[BEGIN MATERIALS PROVIDED]
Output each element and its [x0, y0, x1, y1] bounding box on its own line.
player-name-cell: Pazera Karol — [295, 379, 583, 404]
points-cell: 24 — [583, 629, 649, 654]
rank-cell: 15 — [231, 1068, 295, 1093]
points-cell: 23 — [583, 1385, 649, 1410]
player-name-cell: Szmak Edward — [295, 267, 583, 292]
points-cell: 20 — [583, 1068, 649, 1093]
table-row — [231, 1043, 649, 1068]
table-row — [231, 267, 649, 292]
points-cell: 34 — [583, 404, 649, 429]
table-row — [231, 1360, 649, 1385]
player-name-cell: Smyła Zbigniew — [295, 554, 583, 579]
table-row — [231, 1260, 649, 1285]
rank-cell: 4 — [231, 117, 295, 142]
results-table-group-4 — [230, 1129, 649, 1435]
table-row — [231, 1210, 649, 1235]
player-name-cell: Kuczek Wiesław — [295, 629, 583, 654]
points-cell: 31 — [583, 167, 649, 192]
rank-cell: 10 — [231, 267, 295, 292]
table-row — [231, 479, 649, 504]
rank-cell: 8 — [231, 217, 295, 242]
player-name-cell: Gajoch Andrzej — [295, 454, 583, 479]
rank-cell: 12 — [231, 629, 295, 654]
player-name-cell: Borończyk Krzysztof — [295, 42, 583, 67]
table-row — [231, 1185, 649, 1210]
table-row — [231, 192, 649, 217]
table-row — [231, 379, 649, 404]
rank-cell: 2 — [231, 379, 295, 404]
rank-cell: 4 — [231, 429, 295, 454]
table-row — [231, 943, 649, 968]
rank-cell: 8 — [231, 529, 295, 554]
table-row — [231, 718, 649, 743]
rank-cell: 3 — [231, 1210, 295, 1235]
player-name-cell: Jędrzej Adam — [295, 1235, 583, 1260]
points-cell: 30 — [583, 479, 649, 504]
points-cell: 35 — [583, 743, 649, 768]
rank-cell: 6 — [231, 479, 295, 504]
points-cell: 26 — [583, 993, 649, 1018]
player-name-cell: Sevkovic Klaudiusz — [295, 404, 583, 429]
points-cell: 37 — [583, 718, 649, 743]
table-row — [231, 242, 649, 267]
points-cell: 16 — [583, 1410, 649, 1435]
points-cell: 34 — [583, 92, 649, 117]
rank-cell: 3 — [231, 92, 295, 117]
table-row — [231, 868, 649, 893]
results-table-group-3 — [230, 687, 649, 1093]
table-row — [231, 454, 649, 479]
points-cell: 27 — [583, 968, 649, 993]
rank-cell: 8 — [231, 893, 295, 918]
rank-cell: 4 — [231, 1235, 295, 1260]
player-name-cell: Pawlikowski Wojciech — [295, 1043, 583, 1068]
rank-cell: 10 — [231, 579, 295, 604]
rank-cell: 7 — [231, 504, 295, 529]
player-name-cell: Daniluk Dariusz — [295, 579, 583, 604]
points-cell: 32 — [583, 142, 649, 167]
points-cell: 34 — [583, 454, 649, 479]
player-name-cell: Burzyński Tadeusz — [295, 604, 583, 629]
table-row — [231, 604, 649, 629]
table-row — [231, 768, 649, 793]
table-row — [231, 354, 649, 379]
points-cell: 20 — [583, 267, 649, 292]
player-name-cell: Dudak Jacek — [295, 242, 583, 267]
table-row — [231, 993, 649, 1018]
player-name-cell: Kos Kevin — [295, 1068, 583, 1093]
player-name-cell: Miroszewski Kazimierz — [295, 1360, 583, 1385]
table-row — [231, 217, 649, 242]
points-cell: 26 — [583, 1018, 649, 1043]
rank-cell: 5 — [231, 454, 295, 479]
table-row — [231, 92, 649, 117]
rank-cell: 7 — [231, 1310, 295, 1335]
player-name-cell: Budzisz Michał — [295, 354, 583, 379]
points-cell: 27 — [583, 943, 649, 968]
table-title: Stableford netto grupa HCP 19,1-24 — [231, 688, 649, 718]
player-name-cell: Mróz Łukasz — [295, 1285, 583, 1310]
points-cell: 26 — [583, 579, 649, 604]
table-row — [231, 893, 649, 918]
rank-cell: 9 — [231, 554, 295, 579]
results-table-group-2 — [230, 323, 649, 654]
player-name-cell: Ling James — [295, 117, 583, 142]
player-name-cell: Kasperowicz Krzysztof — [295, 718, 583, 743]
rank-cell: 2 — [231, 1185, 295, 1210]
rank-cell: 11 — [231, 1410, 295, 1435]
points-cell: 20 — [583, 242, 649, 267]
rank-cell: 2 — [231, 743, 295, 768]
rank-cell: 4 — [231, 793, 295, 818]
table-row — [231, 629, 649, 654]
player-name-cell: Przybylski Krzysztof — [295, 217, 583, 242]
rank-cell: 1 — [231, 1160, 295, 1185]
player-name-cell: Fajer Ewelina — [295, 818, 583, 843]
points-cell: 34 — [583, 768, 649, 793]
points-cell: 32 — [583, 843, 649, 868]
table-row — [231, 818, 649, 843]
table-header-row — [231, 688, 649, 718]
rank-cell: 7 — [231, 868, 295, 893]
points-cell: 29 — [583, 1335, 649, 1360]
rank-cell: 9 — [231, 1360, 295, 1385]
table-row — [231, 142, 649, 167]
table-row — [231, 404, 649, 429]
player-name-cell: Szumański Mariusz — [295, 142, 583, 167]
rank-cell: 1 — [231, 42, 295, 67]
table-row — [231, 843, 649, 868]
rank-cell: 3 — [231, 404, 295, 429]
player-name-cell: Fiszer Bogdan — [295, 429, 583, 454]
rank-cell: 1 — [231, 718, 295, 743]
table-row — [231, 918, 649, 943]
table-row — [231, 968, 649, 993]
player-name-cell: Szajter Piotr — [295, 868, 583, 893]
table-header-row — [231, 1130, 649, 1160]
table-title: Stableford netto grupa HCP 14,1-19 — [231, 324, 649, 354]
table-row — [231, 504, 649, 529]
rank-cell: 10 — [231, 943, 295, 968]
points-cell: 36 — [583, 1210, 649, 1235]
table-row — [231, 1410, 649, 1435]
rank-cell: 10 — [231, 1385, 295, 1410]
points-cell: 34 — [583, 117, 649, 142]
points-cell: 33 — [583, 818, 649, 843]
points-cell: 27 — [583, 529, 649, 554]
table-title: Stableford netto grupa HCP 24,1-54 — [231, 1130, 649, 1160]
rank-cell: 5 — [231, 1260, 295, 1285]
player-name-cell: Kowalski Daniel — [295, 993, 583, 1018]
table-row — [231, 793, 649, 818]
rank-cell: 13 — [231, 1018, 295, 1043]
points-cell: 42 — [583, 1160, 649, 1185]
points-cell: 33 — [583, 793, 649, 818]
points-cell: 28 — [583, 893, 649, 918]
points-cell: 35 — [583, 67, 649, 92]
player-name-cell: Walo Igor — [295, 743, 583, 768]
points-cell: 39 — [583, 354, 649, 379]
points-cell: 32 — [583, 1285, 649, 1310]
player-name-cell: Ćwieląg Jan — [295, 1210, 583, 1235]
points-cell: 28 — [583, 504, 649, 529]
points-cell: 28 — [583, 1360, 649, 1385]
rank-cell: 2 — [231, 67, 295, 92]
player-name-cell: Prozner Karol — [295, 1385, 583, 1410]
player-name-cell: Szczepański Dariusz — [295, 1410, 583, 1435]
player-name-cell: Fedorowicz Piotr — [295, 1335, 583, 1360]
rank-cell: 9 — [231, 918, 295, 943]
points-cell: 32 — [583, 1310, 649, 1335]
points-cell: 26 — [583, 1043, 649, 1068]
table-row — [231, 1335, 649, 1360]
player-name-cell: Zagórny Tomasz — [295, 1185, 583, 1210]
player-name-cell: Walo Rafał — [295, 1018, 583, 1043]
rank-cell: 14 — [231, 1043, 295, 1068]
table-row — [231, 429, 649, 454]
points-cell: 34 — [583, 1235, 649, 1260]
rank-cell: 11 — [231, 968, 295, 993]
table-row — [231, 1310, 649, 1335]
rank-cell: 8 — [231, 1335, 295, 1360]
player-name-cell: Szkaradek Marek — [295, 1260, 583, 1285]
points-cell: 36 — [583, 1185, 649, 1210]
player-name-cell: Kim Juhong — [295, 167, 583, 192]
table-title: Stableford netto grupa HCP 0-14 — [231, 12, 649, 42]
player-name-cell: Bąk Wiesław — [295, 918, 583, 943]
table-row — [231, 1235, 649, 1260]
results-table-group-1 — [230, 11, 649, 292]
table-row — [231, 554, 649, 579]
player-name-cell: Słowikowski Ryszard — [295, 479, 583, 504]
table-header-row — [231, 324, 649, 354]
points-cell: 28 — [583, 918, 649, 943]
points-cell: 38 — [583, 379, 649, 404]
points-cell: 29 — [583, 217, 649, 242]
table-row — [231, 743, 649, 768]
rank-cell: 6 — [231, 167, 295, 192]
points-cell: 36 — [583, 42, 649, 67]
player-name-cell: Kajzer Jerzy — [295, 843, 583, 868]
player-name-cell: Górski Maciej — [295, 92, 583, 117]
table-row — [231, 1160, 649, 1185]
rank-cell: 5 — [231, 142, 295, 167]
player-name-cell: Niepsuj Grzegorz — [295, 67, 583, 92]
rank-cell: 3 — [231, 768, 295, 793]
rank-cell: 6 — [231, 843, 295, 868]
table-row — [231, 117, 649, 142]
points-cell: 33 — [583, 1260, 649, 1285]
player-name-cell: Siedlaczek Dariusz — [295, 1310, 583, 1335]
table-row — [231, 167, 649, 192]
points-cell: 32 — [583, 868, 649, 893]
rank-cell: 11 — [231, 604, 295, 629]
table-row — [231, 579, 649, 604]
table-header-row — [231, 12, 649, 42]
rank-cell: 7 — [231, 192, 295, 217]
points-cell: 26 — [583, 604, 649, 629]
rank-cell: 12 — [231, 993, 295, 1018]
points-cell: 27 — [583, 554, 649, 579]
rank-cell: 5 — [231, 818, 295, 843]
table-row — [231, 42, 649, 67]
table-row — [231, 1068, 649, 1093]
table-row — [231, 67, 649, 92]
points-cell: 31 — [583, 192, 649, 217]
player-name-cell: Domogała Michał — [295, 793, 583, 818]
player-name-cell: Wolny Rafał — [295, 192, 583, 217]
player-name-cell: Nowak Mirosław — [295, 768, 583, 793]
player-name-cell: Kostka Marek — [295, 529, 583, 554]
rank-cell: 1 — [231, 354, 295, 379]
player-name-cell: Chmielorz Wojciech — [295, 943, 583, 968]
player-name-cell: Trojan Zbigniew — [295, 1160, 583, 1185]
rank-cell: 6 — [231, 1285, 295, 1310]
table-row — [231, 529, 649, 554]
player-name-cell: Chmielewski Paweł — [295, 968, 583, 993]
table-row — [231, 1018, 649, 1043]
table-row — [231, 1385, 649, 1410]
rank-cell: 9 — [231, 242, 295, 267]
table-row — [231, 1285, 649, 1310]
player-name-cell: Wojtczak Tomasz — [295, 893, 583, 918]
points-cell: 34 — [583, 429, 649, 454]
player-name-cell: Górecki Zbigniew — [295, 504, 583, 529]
[END MATERIALS PROVIDED]
THE REQUEST =
Please write out the items again, starting at the beginning and going on through the line with "table-row — [231, 1043, 649, 1068]", with "points-cell" replaced by "score-cell" and nothing else altered.

TASK OUTPUT =
Output each element and its [x0, y0, x1, y1] bounding box on its own line.
player-name-cell: Pazera Karol — [295, 379, 583, 404]
score-cell: 24 — [583, 629, 649, 654]
rank-cell: 15 — [231, 1068, 295, 1093]
score-cell: 23 — [583, 1385, 649, 1410]
player-name-cell: Szmak Edward — [295, 267, 583, 292]
score-cell: 20 — [583, 1068, 649, 1093]
table-row — [231, 1043, 649, 1068]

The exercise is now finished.